Environmental bills survive legislative house of origin and inch closer to a final decision.
SACRAMENTO — The United States is pulling out from the Paris Agreement on climate change but Pres. Donald J. Trump’s recent announcement does not appear to be slowing down California’s attempts to address apocalyptic environmental predictions such as sea level rise.
An amended version of Assembly Bill 184 (AB 184) is being fleshed out in the California State Senate, with members of the upper legislative house’s Natural Resources and Water Committee recently deliberating the proposal in a hearing.
AB 184 initially proposed to make planning tools available indefinitely for sea level rise initiatives. Assembly member Marc Berman, D-Palo Alto, proposed the legislation in hopes of updating a 2014 law that established a statewide online database for sea level rise modeling and planning.
A modified version of the bill – which was overwhelmingly approved by Assembly members in late April – would maintain the state’s efforts alive through at least Jan. 1, 2023.
The effects of climate change and sea level rise are being felt along the California coast, according to an Assembly floor legislative analysis.
“According to Ocean Protection Council (OPC), climate change has already caused eight inches of sea level rise at the San Francisco tidal gauge and scientists project an additional 3 to 5.5 feet or more of rising sea levels by 2100, within the lifetime of children born today,” the legislative analysis stated. “These higher water levels amplify the flooding that occurs during El Niño periods and coastal storms.”
The Natural Resources Agency, or NRA, is currently required to maintain a “Planning for Sea Level Rise Database” in conjunction with the Ocean Protection Council. NRA staff would update the database with information provided to it from public and private entities.
Maintaining a database for sea level rise modeling and planning could cost the state $65,000 annually.
Other attempts to address climate change and sea level rise include the Water Quality, Supply, and Infrastructure Improvement Act of 2014, also known as Proposition 1. The act includes a $7 billion bond, about half of which would be spent on projects focusing on climate change and sea level rise adaptation, according to an Assembly analysis of AB 184.

RECORDED INFORMATION
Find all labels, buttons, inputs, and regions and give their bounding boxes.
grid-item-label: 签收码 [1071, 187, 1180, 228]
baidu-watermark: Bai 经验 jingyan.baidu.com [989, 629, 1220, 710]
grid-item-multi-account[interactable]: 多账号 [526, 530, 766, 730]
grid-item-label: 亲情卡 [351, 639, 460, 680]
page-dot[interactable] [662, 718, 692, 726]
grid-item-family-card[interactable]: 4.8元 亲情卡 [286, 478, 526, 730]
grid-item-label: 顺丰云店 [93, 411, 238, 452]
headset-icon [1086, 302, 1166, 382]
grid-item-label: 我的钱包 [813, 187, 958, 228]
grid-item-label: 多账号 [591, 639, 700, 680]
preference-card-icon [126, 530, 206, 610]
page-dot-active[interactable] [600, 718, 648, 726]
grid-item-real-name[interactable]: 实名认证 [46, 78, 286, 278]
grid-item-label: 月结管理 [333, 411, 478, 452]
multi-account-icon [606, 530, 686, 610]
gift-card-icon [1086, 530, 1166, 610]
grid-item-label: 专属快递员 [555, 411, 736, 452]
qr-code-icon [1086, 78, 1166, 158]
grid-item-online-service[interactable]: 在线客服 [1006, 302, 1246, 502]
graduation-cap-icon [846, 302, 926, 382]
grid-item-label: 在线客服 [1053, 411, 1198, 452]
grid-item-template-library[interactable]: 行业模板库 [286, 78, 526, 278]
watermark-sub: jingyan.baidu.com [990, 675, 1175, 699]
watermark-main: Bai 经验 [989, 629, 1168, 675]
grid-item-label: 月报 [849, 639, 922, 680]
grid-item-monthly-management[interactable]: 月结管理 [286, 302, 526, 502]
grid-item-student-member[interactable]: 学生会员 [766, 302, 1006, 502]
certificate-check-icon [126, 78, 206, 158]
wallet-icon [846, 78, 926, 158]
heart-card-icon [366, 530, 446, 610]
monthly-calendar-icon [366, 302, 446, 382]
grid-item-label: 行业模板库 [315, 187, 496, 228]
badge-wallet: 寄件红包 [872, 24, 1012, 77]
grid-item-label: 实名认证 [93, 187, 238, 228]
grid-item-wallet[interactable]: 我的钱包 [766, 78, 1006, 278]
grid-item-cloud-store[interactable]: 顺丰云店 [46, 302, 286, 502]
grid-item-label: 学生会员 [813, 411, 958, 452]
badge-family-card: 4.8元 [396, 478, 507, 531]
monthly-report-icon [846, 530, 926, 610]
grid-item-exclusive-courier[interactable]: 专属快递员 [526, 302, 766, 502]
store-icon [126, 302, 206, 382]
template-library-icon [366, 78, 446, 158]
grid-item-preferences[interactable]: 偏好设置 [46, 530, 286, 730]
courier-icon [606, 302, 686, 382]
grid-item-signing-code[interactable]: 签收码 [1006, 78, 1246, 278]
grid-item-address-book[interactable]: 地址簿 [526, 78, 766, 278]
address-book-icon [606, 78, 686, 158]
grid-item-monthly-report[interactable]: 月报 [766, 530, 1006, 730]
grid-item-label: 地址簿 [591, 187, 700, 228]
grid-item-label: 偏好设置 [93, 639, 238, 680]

TASKS FOR THIS EXERCISE
A. In the article on California's sea level rise legislation, how much could maintaining the sea level rise database cost the state each year?
B. Revise the article on California's sea level rise legislation starting at "The Natural Resources" and ending at "analysis of AB 184.", swapping "Ocean Protection Council" for "OPC".
C. Write the next part of the article on California's sea level rise legislation, following on from its final sentence.

RESULTS FOR EACH TASK
A. $65,000 annually.

B.
The Natural Resources Agency, or NRA, is currently required to maintain a “Planning for Sea Level Rise Database” in conjunction with the OPC. NRA staff would update the database with information provided to it from public and private entities.
Maintaining a database for sea level rise modeling and planning could cost the state $65,000 annually.
Other attempts to address climate change and sea level rise include the Water Quality, Supply, and Infrastructure Improvement Act of 2014, also known as Proposition 1. The act includes a $7 billion bond, about half of which would be spent on projects focusing on climate change and sea level rise adaptation, according to an Assembly analysis of AB 184.

C.
Rigs-to-Reefs Program Proposal
In a separate action the State Senate approved a rigs-to-reefs bill by a 30-4 vote on May 30.
Senate Bill 588 (SB 588) is now being deliberated by the Assembly and could go to Gov. Jerry Brown’s desk if approved. The proposal aims to require decommissioned offshore oilrigs to be converted into an underwater artificial reef.
Current law requires decommissioned oilrigs and platforms to be removed at the end of production runs. The surrounding marine environment must be restored to its natural condition once the rigs and platforms are removed.
State Sen. Robert Hertzberg proposed the rigs-to-reefs bill to give oil companies a mechanism to apply for state funding.
“Oil companies have expressed an interest in decommissioning the aging platforms, but the current process for fully decommissioning and removing oil rigs in their entirety will destroy this valuable habitat. In addition, full removal of platforms is extremely expensive,” a legislative analysis stated of Hertzberg’s position. “Since federal law requires operators to continue pumping oil and gas until they have a decommissioning permit, there is an economic incentive for oil companies to keep pumping offshore oil. The longer this continues the more oil is pumped.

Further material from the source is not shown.